▶ _Exercise prompt_
Omit every picture while repeating the entries exactly.
★ ★ ★ ★
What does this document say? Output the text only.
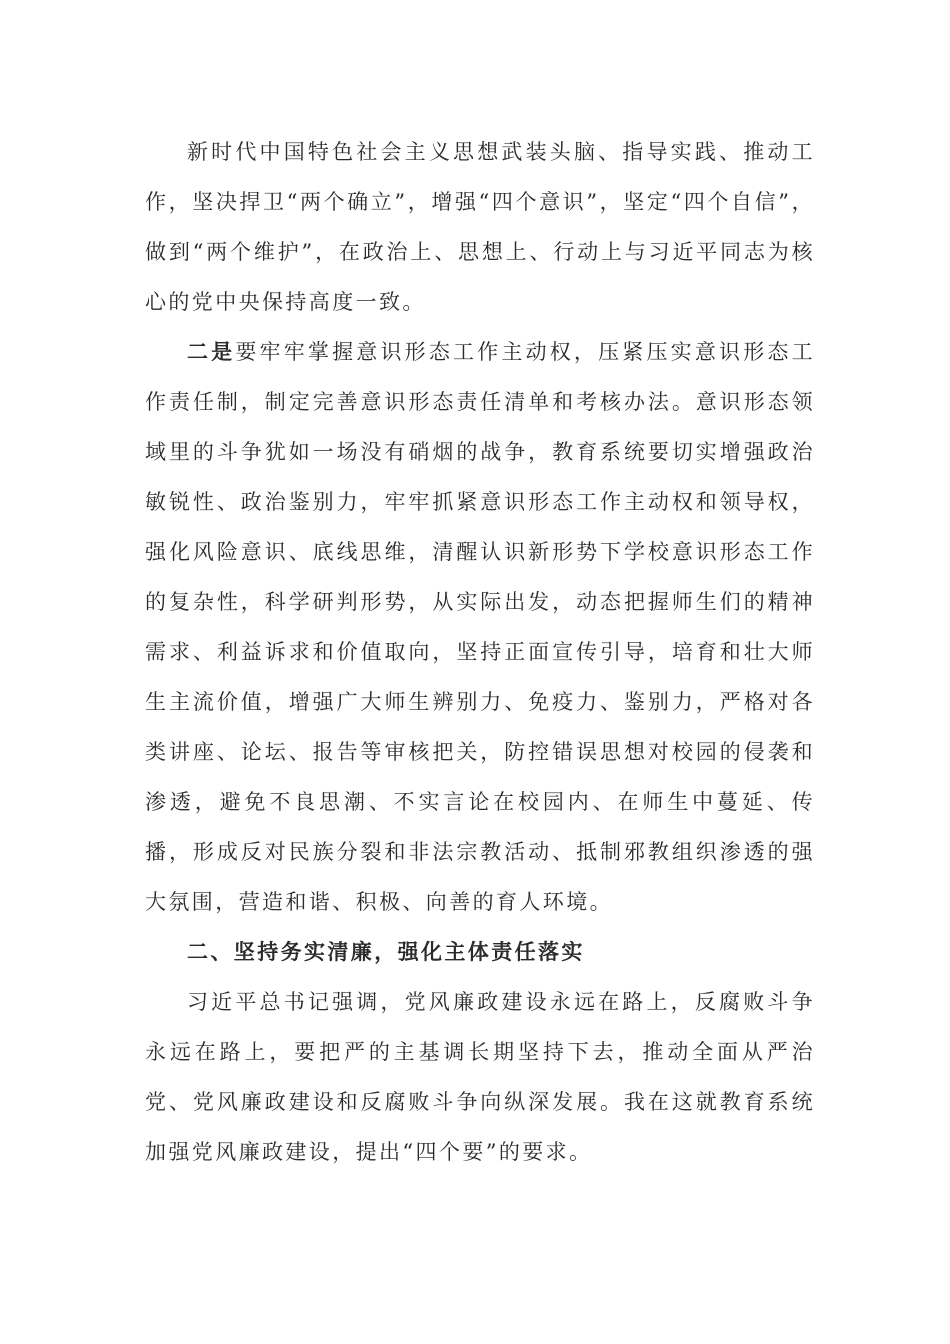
新时代中国特色社会主义思想武装头脑、指导实践、推动工作，坚决捍卫“两个确立”，增强“四个意识”，坚定“四个自信”，做到“两个维护”，在政治上、思想上、行动上与习近平同志为核心的党中央保持高度一致。

二是要牢牢掌握意识形态工作主动权，压紧压实意识形态工作责任制，制定完善意识形态责任清单和考核办法。意识形态领域里的斗争犹如一场没有硝烟的战争，教育系统要切实增强政治敏锐性、政治鉴别力，牢牢抓紧意识形态工作主动权和领导权，强化风险意识、底线思维，清醒认识新形势下学校意识形态工作的复杂性，科学研判形势，从实际出发，动态把握师生们的精神需求、利益诉求和价值取向，坚持正面宣传引导，培育和壮大师生主流价值，增强广大师生辨别力、免疫力、鉴别力，严格对各类讲座、论坛、报告等审核把关，防控错误思想对校园的侵袭和渗透，避免不良思潮、不实言论在校园内、在师生中蔓延、传播，形成反对民族分裂和非法宗教活动、抵制邪教组织渗透的强大氛围，营造和谐、积极、向善的育人环境。

二、坚持务实清廉，强化主体责任落实

习近平总书记强调，党风廉政建设永远在路上，反腐败斗争永远在路上，要把严的主基调长期坚持下去，推动全面从严治党、党风廉政建设和反腐败斗争向纵深发展。我在这就教育系统加强党风廉政建设，提出“四个要”的要求。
★ ★ ★ ★
▶ _Answer for the task_
What does this document say? Output the text only.
新时代中国特色社会主义思想武装头脑、指导实践、推动工作，坚决捍卫“两个确立”，增强“四个意识”，坚定“四个自信”，做到“两个维护”，在政治上、思想上、行动上与习近平同志为核心的党中央保持高度一致。

二是要牢牢掌握意识形态工作主动权，压紧压实意识形态工作责任制，制定完善意识形态责任清单和考核办法。意识形态领域里的斗争犹如一场没有硝烟的战争，教育系统要切实增强政治敏锐性、政治鉴别力，牢牢抓紧意识形态工作主动权和领导权，强化风险意识、底线思维，清醒认识新形势下学校意识形态工作的复杂性，科学研判形势，从实际出发，动态把握师生们的精神需求、利益诉求和价值取向，坚持正面宣传引导，培育和壮大师生主流价值，增强广大师生辨别力、免疫力、鉴别力，严格对各类讲座、论坛、报告等审核把关，防控错误思想对校园的侵袭和渗透，避免不良思潮、不实言论在校园内、在师生中蔓延、传播，形成反对民族分裂和非法宗教活动、抵制邪教组织渗透的强大氛围，营造和谐、积极、向善的育人环境。

二、坚持务实清廉，强化主体责任落实

习近平总书记强调，党风廉政建设永远在路上，反腐败斗争永远在路上，要把严的主基调长期坚持下去，推动全面从严治党、党风廉政建设和反腐败斗争向纵深发展。我在这就教育系统加强党风廉政建设，提出“四个要”的要求。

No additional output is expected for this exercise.